Given task: Quote the data below in full, minus the images.

** Start Exercise material **

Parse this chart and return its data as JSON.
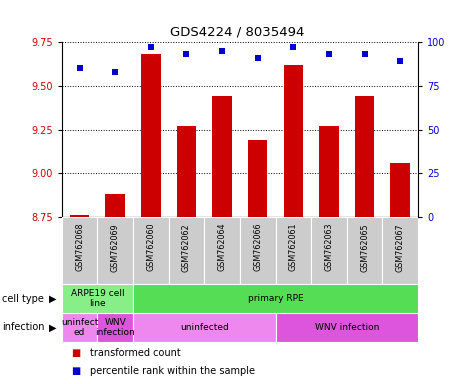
{
  "title": "GDS4224 / 8035494",
  "samples": [
    "GSM762068",
    "GSM762069",
    "GSM762060",
    "GSM762062",
    "GSM762064",
    "GSM762066",
    "GSM762061",
    "GSM762063",
    "GSM762065",
    "GSM762067"
  ],
  "transformed_counts": [
    8.76,
    8.88,
    9.68,
    9.27,
    9.44,
    9.19,
    9.62,
    9.27,
    9.44,
    9.06
  ],
  "percentile_ranks": [
    85,
    83,
    97,
    93,
    95,
    91,
    97,
    93,
    93,
    89
  ],
  "ylim_left": [
    8.75,
    9.75
  ],
  "ylim_right": [
    0,
    100
  ],
  "yticks_left": [
    8.75,
    9.0,
    9.25,
    9.5,
    9.75
  ],
  "yticks_right": [
    0,
    25,
    50,
    75,
    100
  ],
  "bar_color": "#cc0000",
  "dot_color": "#0000cc",
  "sample_bg_color": "#cccccc",
  "cell_type_labels": [
    {
      "label": "ARPE19 cell\nline",
      "start": 0,
      "end": 2,
      "color": "#88ee88"
    },
    {
      "label": "primary RPE",
      "start": 2,
      "end": 10,
      "color": "#55dd55"
    }
  ],
  "infection_labels": [
    {
      "label": "uninfect\ned",
      "start": 0,
      "end": 1,
      "color": "#ee88ee"
    },
    {
      "label": "WNV\ninfection",
      "start": 1,
      "end": 2,
      "color": "#dd55dd"
    },
    {
      "label": "uninfected",
      "start": 2,
      "end": 6,
      "color": "#ee88ee"
    },
    {
      "label": "WNV infection",
      "start": 6,
      "end": 10,
      "color": "#dd55dd"
    }
  ],
  "legend_items": [
    {
      "label": "transformed count",
      "color": "#cc0000"
    },
    {
      "label": "percentile rank within the sample",
      "color": "#0000cc"
    }
  ],
  "background_color": "#ffffff"
}
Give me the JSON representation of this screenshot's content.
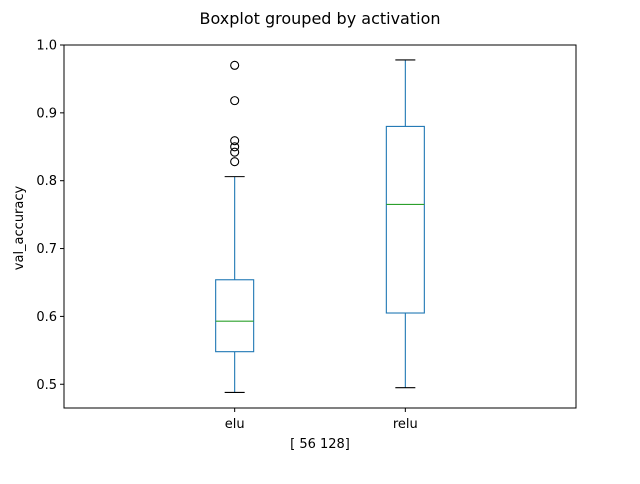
{
  "chart_data": {
    "type": "boxplot",
    "title": "Boxplot grouped by activation",
    "xlabel": "[ 56 128]",
    "ylabel": "val_accuracy",
    "ylim": [
      0.465,
      1.0
    ],
    "yticks": [
      0.5,
      0.6,
      0.7,
      0.8,
      0.9,
      1.0
    ],
    "ytick_labels": [
      "0.5",
      "0.6",
      "0.7",
      "0.8",
      "0.9",
      "1.0"
    ],
    "grid": false,
    "categories": [
      "elu",
      "relu"
    ],
    "boxes": [
      {
        "name": "elu",
        "whisker_low": 0.488,
        "q1": 0.548,
        "median": 0.593,
        "q3": 0.654,
        "whisker_high": 0.806,
        "outliers": [
          0.828,
          0.842,
          0.85,
          0.859,
          0.918,
          0.97
        ]
      },
      {
        "name": "relu",
        "whisker_low": 0.495,
        "q1": 0.605,
        "median": 0.765,
        "q3": 0.88,
        "whisker_high": 0.978,
        "outliers": []
      }
    ],
    "colors": {
      "box": "#1f77b4",
      "median": "#2ca02c",
      "outlier": "#000000",
      "axis": "#000000"
    }
  }
}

** End Exercise material **

Finished task:
Parse this chart and return its data as JSON.
{
  "title": "GDS4224 / 8035494",
  "samples": [
    "GSM762068",
    "GSM762069",
    "GSM762060",
    "GSM762062",
    "GSM762064",
    "GSM762066",
    "GSM762061",
    "GSM762063",
    "GSM762065",
    "GSM762067"
  ],
  "transformed_counts": [
    8.76,
    8.88,
    9.68,
    9.27,
    9.44,
    9.19,
    9.62,
    9.27,
    9.44,
    9.06
  ],
  "percentile_ranks": [
    85,
    83,
    97,
    93,
    95,
    91,
    97,
    93,
    93,
    89
  ],
  "ylim_left": [
    8.75,
    9.75
  ],
  "ylim_right": [
    0,
    100
  ],
  "yticks_left": [
    8.75,
    9.0,
    9.25,
    9.5,
    9.75
  ],
  "yticks_right": [
    0,
    25,
    50,
    75,
    100
  ],
  "bar_color": "#cc0000",
  "dot_color": "#0000cc",
  "sample_bg_color": "#cccccc",
  "cell_type_labels": [
    {
      "label": "ARPE19 cell\nline",
      "start": 0,
      "end": 2,
      "color": "#88ee88"
    },
    {
      "label": "primary RPE",
      "start": 2,
      "end": 10,
      "color": "#55dd55"
    }
  ],
  "infection_labels": [
    {
      "label": "uninfect\ned",
      "start": 0,
      "end": 1,
      "color": "#ee88ee"
    },
    {
      "label": "WNV\ninfection",
      "start": 1,
      "end": 2,
      "color": "#dd55dd"
    },
    {
      "label": "uninfected",
      "start": 2,
      "end": 6,
      "color": "#ee88ee"
    },
    {
      "label": "WNV infection",
      "start": 6,
      "end": 10,
      "color": "#dd55dd"
    }
  ],
  "legend_items": [
    {
      "label": "transformed count",
      "color": "#cc0000"
    },
    {
      "label": "percentile rank within the sample",
      "color": "#0000cc"
    }
  ],
  "background_color": "#ffffff"
}
Give me the JSON representation of this screenshot's content.
{
  "chart_data": {
    "type": "boxplot",
    "title": "Boxplot grouped by activation",
    "xlabel": "[ 56 128]",
    "ylabel": "val_accuracy",
    "ylim": [
      0.465,
      1.0
    ],
    "yticks": [
      0.5,
      0.6,
      0.7,
      0.8,
      0.9,
      1.0
    ],
    "ytick_labels": [
      "0.5",
      "0.6",
      "0.7",
      "0.8",
      "0.9",
      "1.0"
    ],
    "grid": false,
    "categories": [
      "elu",
      "relu"
    ],
    "boxes": [
      {
        "name": "elu",
        "whisker_low": 0.488,
        "q1": 0.548,
        "median": 0.593,
        "q3": 0.654,
        "whisker_high": 0.806,
        "outliers": [
          0.828,
          0.842,
          0.85,
          0.859,
          0.918,
          0.97
        ]
      },
      {
        "name": "relu",
        "whisker_low": 0.495,
        "q1": 0.605,
        "median": 0.765,
        "q3": 0.88,
        "whisker_high": 0.978,
        "outliers": []
      }
    ],
    "colors": {
      "box": "#1f77b4",
      "median": "#2ca02c",
      "outlier": "#000000",
      "axis": "#000000"
    }
  }
}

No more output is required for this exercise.